Given task:
Copy out all the lines in the records that include the word "التصفيح".

Record set:
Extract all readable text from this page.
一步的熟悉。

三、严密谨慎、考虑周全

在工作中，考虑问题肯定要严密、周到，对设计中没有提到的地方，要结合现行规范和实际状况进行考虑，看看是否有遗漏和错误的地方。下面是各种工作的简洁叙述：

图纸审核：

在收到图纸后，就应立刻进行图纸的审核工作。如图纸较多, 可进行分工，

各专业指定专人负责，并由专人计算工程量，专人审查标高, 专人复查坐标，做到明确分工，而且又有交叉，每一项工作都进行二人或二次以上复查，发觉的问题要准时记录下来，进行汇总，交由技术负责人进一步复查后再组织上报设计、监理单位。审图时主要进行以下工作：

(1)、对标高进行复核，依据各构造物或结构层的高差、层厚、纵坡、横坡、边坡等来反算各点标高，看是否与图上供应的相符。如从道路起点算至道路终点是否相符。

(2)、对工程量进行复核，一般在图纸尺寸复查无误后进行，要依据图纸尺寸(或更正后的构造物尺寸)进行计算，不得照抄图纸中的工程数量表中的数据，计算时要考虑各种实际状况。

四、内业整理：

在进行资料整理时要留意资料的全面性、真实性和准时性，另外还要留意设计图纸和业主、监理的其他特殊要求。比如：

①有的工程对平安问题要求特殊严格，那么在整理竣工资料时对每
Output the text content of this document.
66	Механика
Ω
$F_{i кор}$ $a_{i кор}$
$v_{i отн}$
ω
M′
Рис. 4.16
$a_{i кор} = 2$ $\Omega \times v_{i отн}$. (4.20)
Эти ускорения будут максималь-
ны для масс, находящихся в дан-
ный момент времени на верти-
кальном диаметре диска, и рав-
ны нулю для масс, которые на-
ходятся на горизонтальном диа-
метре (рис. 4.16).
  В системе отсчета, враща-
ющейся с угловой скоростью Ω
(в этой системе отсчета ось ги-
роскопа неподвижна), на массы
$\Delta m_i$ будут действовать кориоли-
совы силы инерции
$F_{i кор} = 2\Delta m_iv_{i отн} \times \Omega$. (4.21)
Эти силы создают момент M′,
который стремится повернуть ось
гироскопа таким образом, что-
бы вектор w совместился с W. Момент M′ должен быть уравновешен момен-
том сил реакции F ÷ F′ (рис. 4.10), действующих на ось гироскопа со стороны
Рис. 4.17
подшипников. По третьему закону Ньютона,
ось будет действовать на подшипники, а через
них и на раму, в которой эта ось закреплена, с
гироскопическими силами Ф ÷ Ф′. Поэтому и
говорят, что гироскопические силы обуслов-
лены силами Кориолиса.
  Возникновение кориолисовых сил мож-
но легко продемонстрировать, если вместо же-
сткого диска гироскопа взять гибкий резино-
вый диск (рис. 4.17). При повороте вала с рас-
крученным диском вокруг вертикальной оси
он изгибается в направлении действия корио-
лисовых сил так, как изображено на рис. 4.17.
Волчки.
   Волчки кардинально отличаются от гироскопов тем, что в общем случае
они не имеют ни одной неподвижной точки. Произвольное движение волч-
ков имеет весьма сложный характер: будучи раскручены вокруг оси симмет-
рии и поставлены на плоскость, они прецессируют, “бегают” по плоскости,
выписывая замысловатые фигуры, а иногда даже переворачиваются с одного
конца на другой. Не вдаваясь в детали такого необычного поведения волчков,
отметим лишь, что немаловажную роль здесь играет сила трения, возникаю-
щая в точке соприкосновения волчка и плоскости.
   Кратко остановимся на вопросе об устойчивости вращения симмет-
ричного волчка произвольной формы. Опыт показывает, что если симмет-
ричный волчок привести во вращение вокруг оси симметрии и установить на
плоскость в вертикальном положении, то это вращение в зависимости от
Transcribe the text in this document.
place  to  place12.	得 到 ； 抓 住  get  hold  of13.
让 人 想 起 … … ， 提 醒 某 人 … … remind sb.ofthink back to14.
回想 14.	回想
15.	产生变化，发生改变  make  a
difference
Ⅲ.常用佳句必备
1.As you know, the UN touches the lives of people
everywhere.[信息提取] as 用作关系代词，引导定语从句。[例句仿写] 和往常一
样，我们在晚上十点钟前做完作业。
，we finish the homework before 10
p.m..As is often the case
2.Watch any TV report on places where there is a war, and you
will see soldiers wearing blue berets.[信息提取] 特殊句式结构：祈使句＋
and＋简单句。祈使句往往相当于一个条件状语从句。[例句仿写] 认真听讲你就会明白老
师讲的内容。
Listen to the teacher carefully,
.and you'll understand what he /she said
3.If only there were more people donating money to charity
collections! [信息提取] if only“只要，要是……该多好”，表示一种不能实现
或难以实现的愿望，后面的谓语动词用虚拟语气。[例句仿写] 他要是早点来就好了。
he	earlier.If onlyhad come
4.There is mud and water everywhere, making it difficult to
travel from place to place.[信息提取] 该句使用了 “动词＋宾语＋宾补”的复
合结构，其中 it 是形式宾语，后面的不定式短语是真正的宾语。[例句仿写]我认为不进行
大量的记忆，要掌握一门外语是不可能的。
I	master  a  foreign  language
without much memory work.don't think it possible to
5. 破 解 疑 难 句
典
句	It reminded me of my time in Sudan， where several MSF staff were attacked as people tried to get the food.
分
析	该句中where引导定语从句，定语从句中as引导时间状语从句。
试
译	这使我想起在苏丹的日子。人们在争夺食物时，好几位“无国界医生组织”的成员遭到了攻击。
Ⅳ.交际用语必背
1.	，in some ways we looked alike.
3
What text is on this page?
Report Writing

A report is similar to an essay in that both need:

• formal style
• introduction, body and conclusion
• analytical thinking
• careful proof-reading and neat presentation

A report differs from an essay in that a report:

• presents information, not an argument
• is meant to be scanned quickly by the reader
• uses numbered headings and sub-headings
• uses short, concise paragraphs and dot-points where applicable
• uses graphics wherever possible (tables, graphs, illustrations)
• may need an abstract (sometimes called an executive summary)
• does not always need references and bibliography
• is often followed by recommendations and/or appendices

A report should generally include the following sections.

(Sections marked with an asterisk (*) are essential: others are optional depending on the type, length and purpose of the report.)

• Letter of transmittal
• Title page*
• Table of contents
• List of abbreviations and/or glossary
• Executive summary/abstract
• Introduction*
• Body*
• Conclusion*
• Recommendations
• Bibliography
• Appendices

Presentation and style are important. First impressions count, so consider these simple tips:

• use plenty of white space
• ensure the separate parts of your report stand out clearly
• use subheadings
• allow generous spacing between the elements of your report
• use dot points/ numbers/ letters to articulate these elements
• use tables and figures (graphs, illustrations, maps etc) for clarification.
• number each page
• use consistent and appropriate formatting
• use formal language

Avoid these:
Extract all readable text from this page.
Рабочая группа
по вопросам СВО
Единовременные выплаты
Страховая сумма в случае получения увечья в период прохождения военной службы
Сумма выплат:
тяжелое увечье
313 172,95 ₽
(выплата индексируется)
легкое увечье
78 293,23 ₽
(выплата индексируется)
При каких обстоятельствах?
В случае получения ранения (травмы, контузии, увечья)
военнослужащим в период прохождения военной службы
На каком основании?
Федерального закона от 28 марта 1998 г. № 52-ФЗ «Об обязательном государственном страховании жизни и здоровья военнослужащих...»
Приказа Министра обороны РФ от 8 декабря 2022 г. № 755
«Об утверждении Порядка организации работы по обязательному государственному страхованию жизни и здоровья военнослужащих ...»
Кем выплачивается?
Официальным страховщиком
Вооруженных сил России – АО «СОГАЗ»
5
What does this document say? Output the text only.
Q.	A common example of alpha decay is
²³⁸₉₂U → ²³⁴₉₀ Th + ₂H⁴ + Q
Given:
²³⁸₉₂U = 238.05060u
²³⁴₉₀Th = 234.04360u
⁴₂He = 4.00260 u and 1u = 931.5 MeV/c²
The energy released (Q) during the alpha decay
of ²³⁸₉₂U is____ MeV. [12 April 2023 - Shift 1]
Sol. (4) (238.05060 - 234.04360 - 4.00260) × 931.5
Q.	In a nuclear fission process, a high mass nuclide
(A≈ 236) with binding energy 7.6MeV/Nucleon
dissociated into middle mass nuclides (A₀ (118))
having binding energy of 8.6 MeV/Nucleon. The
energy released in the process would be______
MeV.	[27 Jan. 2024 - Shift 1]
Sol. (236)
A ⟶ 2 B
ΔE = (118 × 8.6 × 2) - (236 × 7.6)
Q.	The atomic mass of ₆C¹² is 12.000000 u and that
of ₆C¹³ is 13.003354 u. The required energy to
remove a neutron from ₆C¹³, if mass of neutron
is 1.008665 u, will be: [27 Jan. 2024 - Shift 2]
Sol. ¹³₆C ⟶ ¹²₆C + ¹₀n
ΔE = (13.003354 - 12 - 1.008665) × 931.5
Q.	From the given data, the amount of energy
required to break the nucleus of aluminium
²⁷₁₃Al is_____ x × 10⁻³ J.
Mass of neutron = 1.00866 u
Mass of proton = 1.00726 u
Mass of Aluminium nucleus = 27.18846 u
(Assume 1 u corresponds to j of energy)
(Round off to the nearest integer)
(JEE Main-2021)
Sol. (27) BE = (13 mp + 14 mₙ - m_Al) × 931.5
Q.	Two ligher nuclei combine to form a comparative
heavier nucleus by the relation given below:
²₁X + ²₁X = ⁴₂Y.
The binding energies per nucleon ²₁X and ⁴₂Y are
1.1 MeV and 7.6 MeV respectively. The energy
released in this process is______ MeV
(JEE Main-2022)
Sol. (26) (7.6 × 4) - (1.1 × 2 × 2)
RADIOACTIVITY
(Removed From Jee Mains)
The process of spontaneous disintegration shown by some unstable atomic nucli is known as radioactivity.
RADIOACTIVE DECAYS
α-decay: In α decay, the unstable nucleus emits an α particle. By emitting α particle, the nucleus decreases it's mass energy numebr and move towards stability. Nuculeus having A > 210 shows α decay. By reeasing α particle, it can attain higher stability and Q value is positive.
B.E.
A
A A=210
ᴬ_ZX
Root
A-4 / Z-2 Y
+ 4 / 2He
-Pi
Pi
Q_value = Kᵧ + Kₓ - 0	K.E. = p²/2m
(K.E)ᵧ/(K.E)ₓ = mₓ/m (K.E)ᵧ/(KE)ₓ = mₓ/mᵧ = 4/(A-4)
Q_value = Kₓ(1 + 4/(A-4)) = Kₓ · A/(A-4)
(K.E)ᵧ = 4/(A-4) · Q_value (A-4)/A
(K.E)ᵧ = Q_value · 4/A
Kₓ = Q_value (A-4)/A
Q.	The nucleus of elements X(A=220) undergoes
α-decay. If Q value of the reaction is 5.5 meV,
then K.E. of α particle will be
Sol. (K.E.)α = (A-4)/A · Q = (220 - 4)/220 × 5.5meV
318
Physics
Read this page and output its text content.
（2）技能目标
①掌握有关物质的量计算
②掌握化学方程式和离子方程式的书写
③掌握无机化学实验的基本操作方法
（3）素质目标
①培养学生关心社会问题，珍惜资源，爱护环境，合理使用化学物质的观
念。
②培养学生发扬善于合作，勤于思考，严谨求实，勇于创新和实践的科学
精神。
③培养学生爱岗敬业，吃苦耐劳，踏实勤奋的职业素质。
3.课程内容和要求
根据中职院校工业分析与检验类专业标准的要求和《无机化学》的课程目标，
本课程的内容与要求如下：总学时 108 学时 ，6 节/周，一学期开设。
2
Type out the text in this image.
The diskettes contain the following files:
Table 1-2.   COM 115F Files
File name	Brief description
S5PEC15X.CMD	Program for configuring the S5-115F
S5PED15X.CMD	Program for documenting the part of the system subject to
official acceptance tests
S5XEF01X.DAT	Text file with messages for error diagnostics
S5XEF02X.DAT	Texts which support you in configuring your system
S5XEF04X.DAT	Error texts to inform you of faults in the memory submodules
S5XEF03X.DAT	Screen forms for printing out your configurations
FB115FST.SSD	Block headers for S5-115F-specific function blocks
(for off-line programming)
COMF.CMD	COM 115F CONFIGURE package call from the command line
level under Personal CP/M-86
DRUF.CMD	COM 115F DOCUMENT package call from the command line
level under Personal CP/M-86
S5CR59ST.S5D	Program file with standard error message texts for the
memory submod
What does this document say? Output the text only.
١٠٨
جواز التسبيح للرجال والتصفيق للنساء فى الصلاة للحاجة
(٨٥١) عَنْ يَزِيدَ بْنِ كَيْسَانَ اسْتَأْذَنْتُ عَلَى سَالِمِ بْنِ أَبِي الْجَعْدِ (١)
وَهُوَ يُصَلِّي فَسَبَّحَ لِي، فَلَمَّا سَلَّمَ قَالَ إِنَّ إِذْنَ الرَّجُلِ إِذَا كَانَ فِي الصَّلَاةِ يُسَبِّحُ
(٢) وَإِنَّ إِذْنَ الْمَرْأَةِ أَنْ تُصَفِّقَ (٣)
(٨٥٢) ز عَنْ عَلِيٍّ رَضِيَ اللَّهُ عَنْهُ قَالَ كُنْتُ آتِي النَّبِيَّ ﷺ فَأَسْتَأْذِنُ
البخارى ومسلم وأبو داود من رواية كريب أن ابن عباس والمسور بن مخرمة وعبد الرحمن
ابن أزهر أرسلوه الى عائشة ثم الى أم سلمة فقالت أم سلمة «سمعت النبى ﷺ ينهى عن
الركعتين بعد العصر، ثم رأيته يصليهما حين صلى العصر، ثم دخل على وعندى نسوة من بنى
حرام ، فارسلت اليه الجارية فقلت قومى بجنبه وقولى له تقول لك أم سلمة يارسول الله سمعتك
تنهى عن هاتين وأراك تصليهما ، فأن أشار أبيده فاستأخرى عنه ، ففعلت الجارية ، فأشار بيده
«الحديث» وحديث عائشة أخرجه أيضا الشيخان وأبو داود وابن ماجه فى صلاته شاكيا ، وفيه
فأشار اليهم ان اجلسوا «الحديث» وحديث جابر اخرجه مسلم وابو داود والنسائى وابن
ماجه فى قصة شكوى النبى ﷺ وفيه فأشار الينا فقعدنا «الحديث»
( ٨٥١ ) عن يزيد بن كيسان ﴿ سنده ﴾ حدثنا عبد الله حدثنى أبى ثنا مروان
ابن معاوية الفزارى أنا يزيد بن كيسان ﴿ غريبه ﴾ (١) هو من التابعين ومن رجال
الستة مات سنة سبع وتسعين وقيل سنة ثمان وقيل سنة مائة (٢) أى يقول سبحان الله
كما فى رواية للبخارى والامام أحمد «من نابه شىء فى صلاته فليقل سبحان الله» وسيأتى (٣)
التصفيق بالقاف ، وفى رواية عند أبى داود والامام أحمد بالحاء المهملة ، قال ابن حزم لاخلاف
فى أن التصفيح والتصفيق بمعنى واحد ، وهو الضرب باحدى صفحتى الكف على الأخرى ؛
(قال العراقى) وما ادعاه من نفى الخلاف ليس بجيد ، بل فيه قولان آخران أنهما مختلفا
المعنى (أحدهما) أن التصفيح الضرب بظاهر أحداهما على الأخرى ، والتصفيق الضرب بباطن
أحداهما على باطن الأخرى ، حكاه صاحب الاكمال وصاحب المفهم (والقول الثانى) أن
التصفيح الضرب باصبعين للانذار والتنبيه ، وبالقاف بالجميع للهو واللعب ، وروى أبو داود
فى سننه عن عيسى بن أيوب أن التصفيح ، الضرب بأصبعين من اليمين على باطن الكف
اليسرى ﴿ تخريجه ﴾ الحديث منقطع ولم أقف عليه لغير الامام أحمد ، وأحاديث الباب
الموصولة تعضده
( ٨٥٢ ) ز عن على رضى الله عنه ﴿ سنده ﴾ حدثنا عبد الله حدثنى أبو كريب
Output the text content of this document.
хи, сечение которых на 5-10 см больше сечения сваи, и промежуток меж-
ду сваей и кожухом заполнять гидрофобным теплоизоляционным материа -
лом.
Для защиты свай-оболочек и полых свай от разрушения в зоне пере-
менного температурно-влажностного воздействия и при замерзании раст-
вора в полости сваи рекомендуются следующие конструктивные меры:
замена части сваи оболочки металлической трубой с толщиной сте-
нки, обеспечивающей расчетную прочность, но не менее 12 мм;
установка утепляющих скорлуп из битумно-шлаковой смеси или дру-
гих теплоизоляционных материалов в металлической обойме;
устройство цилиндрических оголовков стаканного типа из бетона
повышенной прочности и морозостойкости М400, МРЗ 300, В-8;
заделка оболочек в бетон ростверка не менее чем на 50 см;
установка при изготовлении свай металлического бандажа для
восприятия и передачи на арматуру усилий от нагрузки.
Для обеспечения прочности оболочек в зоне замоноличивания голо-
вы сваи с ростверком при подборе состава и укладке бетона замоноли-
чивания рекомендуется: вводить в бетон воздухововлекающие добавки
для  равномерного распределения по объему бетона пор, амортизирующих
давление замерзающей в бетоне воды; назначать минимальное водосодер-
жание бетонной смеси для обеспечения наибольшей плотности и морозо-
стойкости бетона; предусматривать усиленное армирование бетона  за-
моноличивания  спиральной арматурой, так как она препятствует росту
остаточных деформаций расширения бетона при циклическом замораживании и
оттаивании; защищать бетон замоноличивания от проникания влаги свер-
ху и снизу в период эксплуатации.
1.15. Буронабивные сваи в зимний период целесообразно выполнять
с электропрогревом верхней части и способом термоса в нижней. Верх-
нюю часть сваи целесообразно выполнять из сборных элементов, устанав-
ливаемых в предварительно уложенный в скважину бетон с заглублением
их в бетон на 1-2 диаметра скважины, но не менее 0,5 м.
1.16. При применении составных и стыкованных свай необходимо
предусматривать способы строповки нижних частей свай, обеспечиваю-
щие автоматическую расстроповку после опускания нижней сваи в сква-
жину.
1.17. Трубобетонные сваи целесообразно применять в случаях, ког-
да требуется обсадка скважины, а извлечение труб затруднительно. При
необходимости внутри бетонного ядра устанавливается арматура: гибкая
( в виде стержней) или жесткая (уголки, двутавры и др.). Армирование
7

Written solution:
فى أن التصفيح والتصفيق بمعنى واحد ، وهو الضرب باحدى صفحتى الكف على الأخرى ؛
المعنى (أحدهما) أن التصفيح الضرب بظاهر أحداهما على الأخرى ، والتصفيق الضرب بباطن
التصفيح الضرب باصبعين للانذار والتنبيه ، وبالقاف بالجميع للهو واللعب ، وروى أبو داود
فى سننه عن عيسى بن أيوب أن التصفيح ، الضرب بأصبعين من اليمين على باطن الكف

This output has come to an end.